Below are some records; return each one exactly.

(Stored data)
________________________
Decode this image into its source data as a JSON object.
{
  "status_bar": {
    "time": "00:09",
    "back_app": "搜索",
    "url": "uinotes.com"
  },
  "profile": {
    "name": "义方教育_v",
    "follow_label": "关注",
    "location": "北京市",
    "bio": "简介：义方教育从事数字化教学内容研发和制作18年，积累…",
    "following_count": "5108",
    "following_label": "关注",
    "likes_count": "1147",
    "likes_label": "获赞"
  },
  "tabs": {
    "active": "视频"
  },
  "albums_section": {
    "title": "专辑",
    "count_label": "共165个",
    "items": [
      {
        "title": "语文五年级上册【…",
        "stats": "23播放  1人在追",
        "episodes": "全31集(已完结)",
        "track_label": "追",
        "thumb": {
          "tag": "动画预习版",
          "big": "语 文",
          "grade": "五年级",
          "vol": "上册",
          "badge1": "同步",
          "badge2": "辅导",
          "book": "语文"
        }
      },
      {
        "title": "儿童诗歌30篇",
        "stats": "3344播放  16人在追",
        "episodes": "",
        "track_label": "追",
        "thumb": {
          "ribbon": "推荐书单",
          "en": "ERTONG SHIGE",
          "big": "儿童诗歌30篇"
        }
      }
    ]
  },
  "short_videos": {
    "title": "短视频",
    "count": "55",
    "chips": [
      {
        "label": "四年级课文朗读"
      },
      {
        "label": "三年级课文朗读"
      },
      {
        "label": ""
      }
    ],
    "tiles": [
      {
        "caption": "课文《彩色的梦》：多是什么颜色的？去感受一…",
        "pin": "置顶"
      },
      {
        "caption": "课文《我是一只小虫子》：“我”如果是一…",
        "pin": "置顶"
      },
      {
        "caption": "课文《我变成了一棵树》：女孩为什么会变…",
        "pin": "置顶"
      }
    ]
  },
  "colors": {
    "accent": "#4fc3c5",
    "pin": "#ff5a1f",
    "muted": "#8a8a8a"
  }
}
________________________
## FINISHED EXERCISE:
Decode this image into its source data as a JSON object.
{
  "status_bar": {
    "time": "00:09",
    "back_app": "搜索",
    "url": "uinotes.com"
  },
  "profile": {
    "name": "义方教育_v",
    "follow_label": "关注",
    "location": "北京市",
    "bio": "简介：义方教育从事数字化教学内容研发和制作18年，积累…",
    "following_count": "5108",
    "following_label": "关注",
    "likes_count": "1147",
    "likes_label": "获赞"
  },
  "tabs": {
    "active": "视频"
  },
  "albums_section": {
    "title": "专辑",
    "count_label": "共165个",
    "items": [
      {
        "title": "语文五年级上册【…",
        "stats": "23播放  1人在追",
        "episodes": "全31集(已完结)",
        "track_label": "追",
        "thumb": {
          "tag": "动画预习版",
          "big": "语 文",
          "grade": "五年级",
          "vol": "上册",
          "badge1": "同步",
          "badge2": "辅导",
          "book": "语文"
        }
      },
      {
        "title": "儿童诗歌30篇",
        "stats": "3344播放  16人在追",
        "episodes": "",
        "track_label": "追",
        "thumb": {
          "ribbon": "推荐书单",
          "en": "ERTONG SHIGE",
          "big": "儿童诗歌30篇"
        }
      }
    ]
  },
  "short_videos": {
    "title": "短视频",
    "count": "55",
    "chips": [
      {
        "label": "四年级课文朗读"
      },
      {
        "label": "三年级课文朗读"
      },
      {
        "label": ""
      }
    ],
    "tiles": [
      {
        "caption": "课文《彩色的梦》：多是什么颜色的？去感受一…",
        "pin": "置顶"
      },
      {
        "caption": "课文《我是一只小虫子》：“我”如果是一…",
        "pin": "置顶"
      },
      {
        "caption": "课文《我变成了一棵树》：女孩为什么会变…",
        "pin": "置顶"
      }
    ]
  },
  "colors": {
    "accent": "#4fc3c5",
    "pin": "#ff5a1f",
    "muted": "#8a8a8a"
  }
}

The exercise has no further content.